Supplied data:
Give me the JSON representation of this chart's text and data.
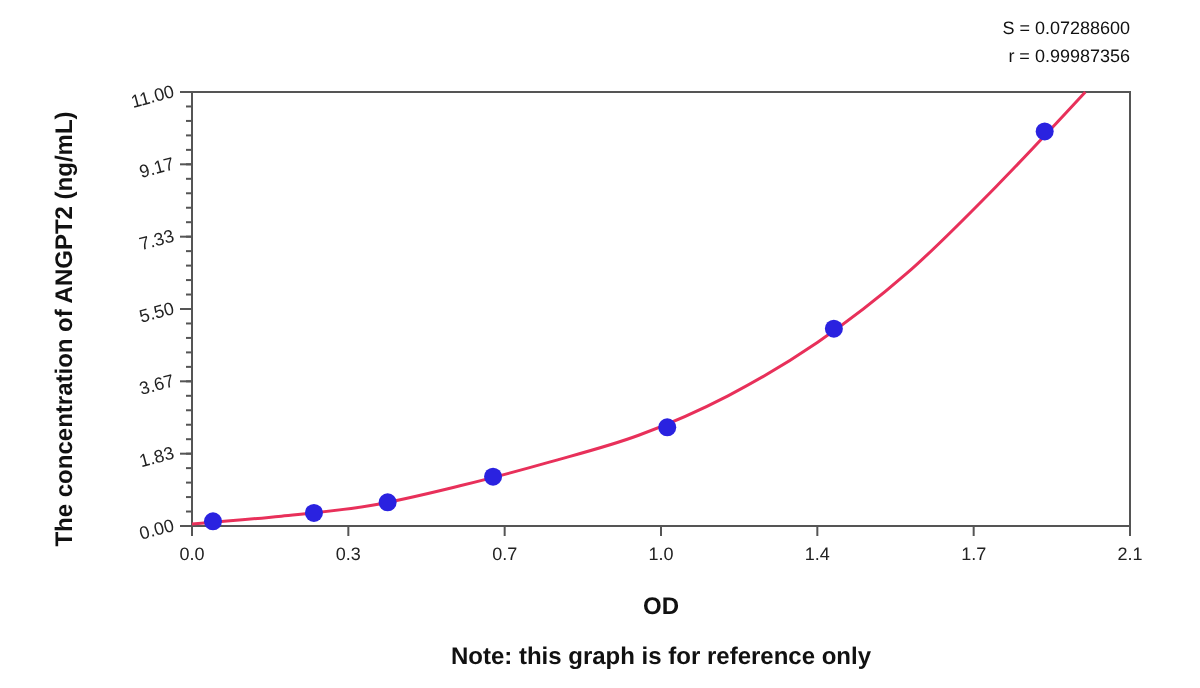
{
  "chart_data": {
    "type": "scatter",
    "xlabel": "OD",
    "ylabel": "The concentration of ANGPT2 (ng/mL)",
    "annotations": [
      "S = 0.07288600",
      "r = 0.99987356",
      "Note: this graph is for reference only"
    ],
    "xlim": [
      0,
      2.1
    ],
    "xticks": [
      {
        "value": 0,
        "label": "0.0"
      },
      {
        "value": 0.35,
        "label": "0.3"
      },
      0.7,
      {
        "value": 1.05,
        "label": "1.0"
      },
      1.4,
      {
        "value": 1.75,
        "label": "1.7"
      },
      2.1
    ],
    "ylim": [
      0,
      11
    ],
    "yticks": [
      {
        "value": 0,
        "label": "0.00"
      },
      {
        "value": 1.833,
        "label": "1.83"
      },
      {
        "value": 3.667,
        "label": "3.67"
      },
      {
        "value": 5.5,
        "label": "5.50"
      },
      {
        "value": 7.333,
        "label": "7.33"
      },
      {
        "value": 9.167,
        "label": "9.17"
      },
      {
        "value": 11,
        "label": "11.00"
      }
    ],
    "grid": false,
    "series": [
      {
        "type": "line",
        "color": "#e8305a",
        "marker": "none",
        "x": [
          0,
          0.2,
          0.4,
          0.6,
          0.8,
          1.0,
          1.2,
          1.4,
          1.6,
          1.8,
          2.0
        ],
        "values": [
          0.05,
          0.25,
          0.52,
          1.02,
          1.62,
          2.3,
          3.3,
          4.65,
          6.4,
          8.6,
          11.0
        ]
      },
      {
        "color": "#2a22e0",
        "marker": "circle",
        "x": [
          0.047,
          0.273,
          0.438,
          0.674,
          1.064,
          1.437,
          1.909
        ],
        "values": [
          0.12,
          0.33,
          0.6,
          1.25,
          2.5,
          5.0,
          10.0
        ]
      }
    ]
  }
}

What the task requires: Copy out every line from the material above in which the word "this" appears.

Reply to the task:
Give me the JSON representation of this chart's text and data.
      "Note: this graph is for reference only"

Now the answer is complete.